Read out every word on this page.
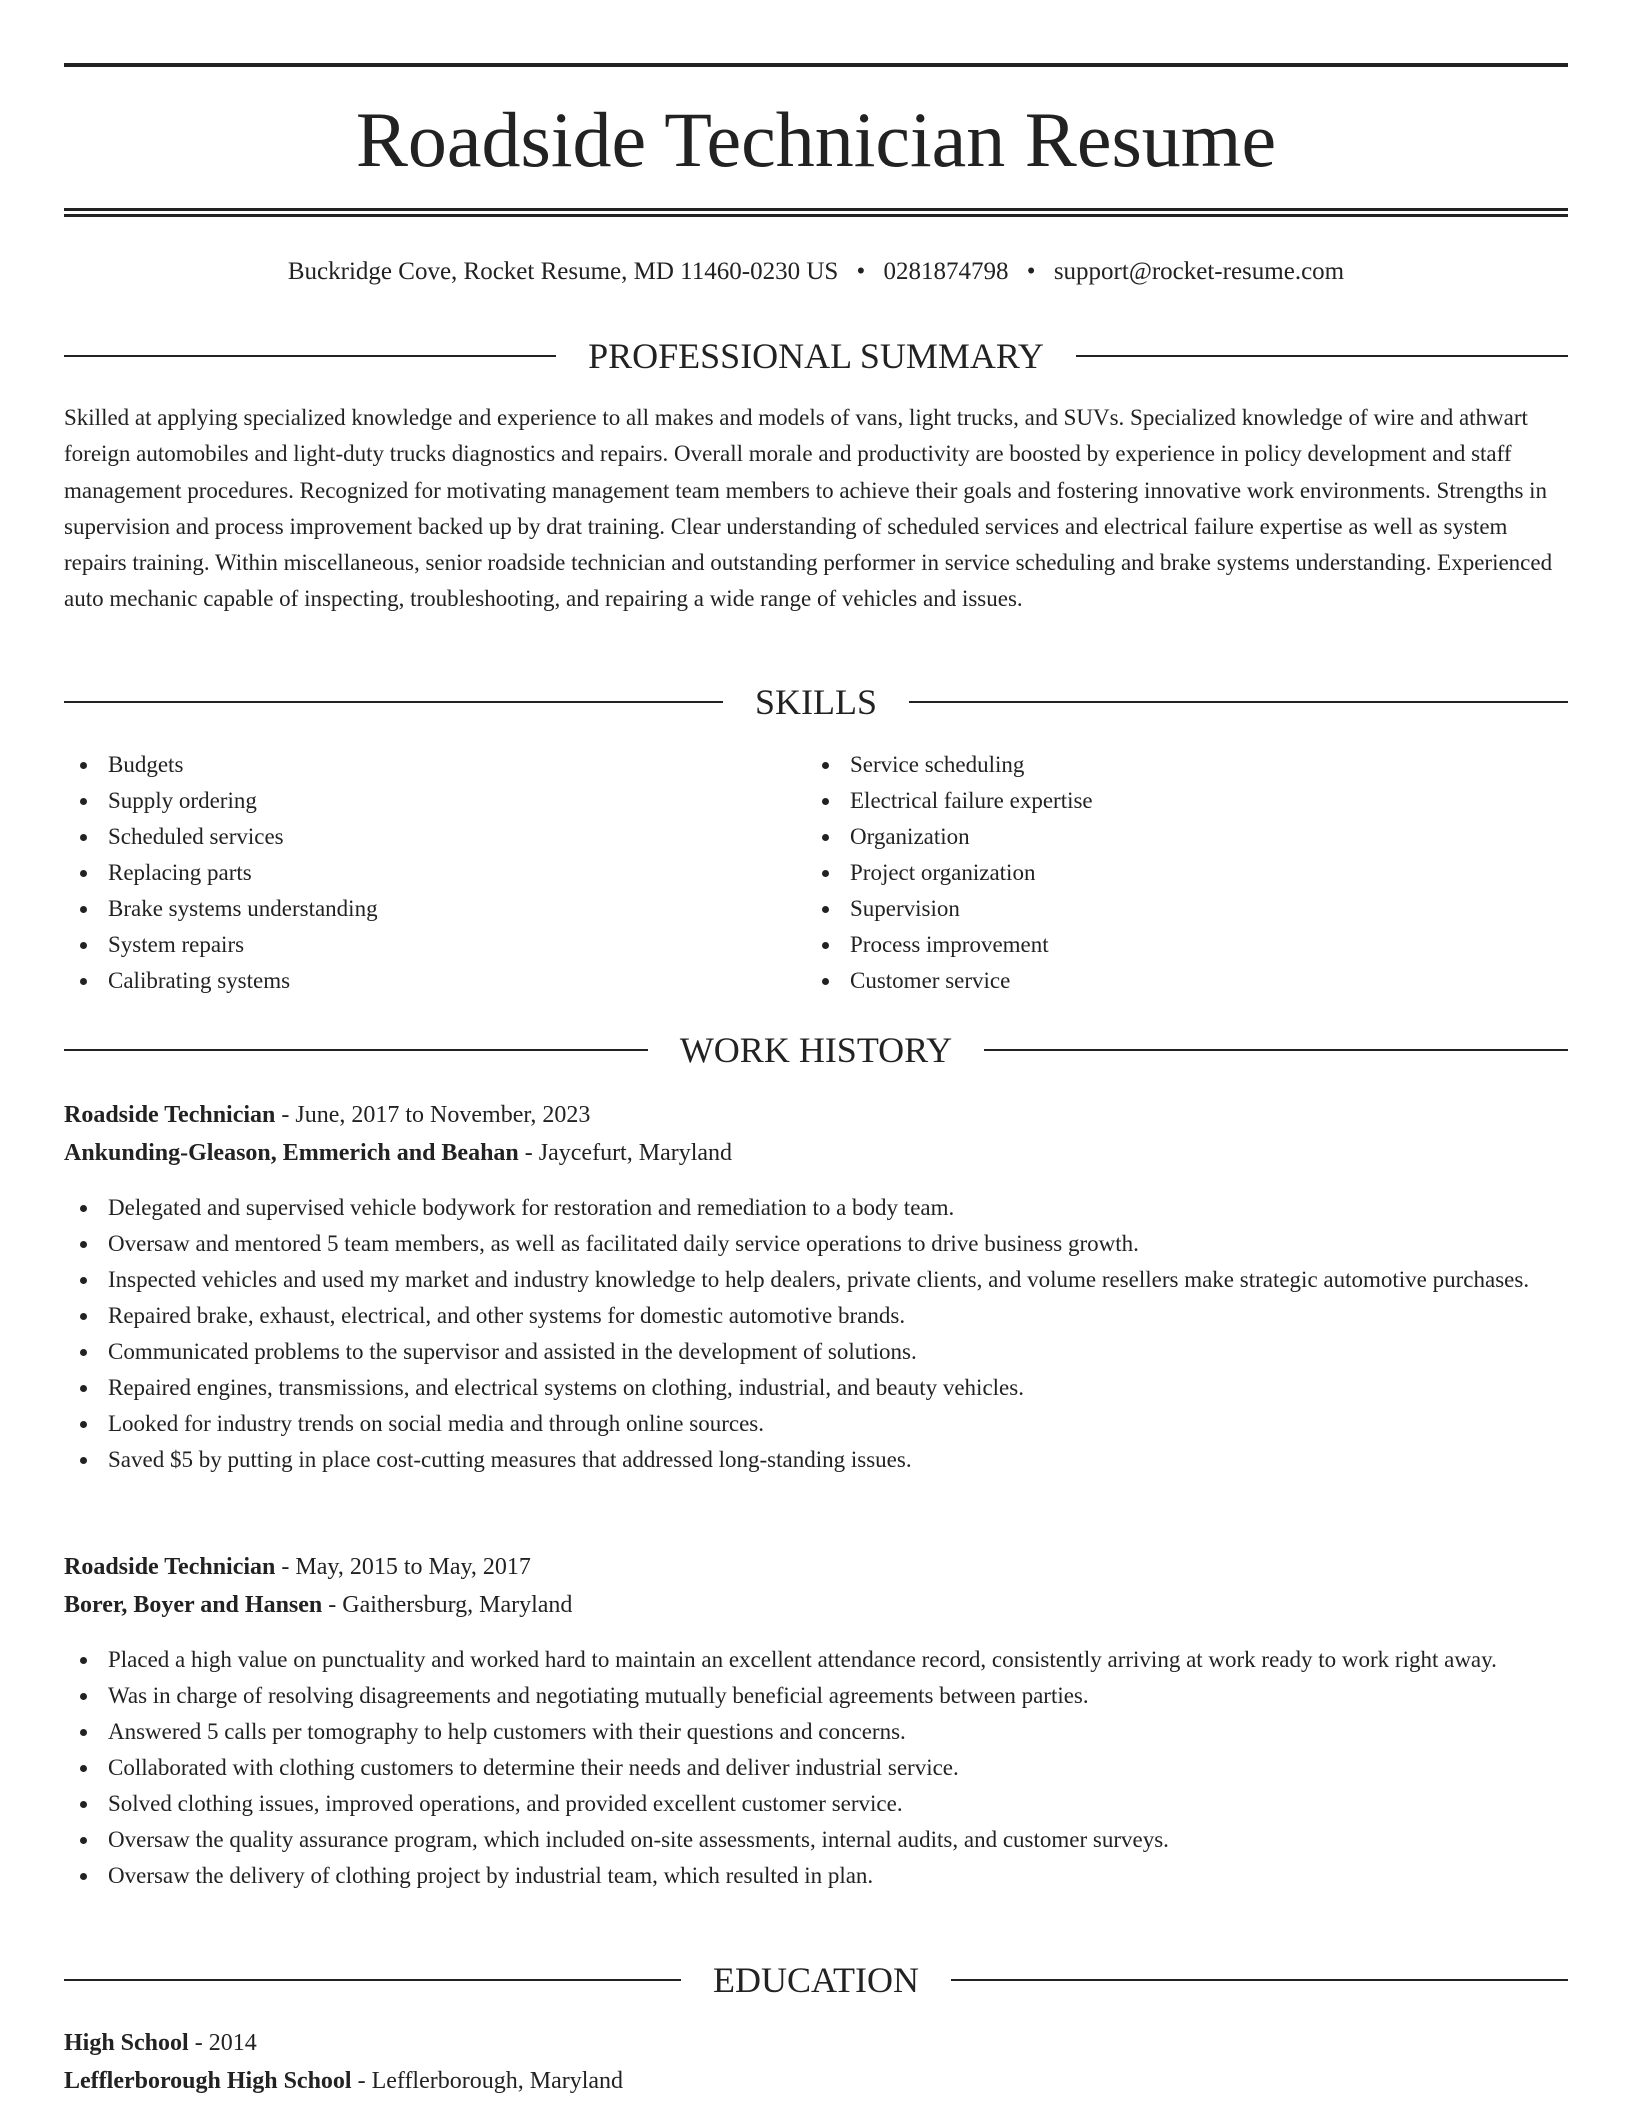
Roadside Technician Resume
Buckridge Cove, Rocket Resume, MD 11460-0230 US • 0281874798 • support@rocket-resume.com
PROFESSIONAL SUMMARY

Skilled at applying specialized knowledge and experience to all makes and models of vans, light trucks, and SUVs. Specialized knowledge of wire and athwart foreign automobiles and light-duty trucks diagnostics and repairs. Overall morale and productivity are boosted by experience in policy development and staff management procedures. Recognized for motivating management team members to achieve their goals and fostering innovative work environments. Strengths in supervision and process improvement backed up by drat training. Clear understanding of scheduled services and electrical failure expertise as well as system repairs training. Within miscellaneous, senior roadside technician and outstanding performer in service scheduling and brake systems understanding. Experienced auto mechanic capable of inspecting, troubleshooting, and repairing a wide range of vehicles and issues.

SKILLS
Budgets
Supply ordering
Scheduled services
Replacing parts
Brake systems understanding
System repairs
Calibrating systems
Service scheduling
Electrical failure expertise
Organization
Project organization
Supervision
Process improvement
Customer service
WORK HISTORY
Roadside Technician - June, 2017 to November, 2023
Ankunding-Gleason, Emmerich and Beahan - Jaycefurt, Maryland
Delegated and supervised vehicle bodywork for restoration and remediation to a body team.
Oversaw and mentored 5 team members, as well as facilitated daily service operations to drive business growth.
Inspected vehicles and used my market and industry knowledge to help dealers, private clients, and volume resellers make strategic automotive purchases.
Repaired brake, exhaust, electrical, and other systems for domestic automotive brands.
Communicated problems to the supervisor and assisted in the development of solutions.
Repaired engines, transmissions, and electrical systems on clothing, industrial, and beauty vehicles.
Looked for industry trends on social media and through online sources.
Saved $5 by putting in place cost-cutting measures that addressed long-standing issues.
Roadside Technician - May, 2015 to May, 2017
Borer, Boyer and Hansen - Gaithersburg, Maryland
Placed a high value on punctuality and worked hard to maintain an excellent attendance record, consistently arriving at work ready to work right away.
Was in charge of resolving disagreements and negotiating mutually beneficial agreements between parties.
Answered 5 calls per tomography to help customers with their questions and concerns.
Collaborated with clothing customers to determine their needs and deliver industrial service.
Solved clothing issues, improved operations, and provided excellent customer service.
Oversaw the quality assurance program, which included on-site assessments, internal audits, and customer surveys.
Oversaw the delivery of clothing project by industrial team, which resulted in plan.
EDUCATION
High School - 2014
Lefflerborough High School - Lefflerborough, Maryland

========

-- Task to complete --
Pull every line containing "expertise" out of the records.

-- Answer to the problem --
Skilled at applying specialized knowledge and experience to all makes and models of vans, light trucks, and SUVs. Specialized knowledge of wire and athwart foreign automobiles and light-duty trucks diagnostics and repairs. Overall morale and productivity are boosted by experience in policy development and staff management procedures. Recognized for motivating management team members to achieve their goals and fostering innovative work environments. Strengths in supervision and process improvement backed up by drat training. Clear understanding of scheduled services and electrical failure expertise as well as system repairs training. Within miscellaneous, senior roadside technician and outstanding performer in service scheduling and brake systems understanding. Experienced auto mechanic capable of inspecting, troubleshooting, and repairing a wide range of vehicles and issues.
Electrical failure expertise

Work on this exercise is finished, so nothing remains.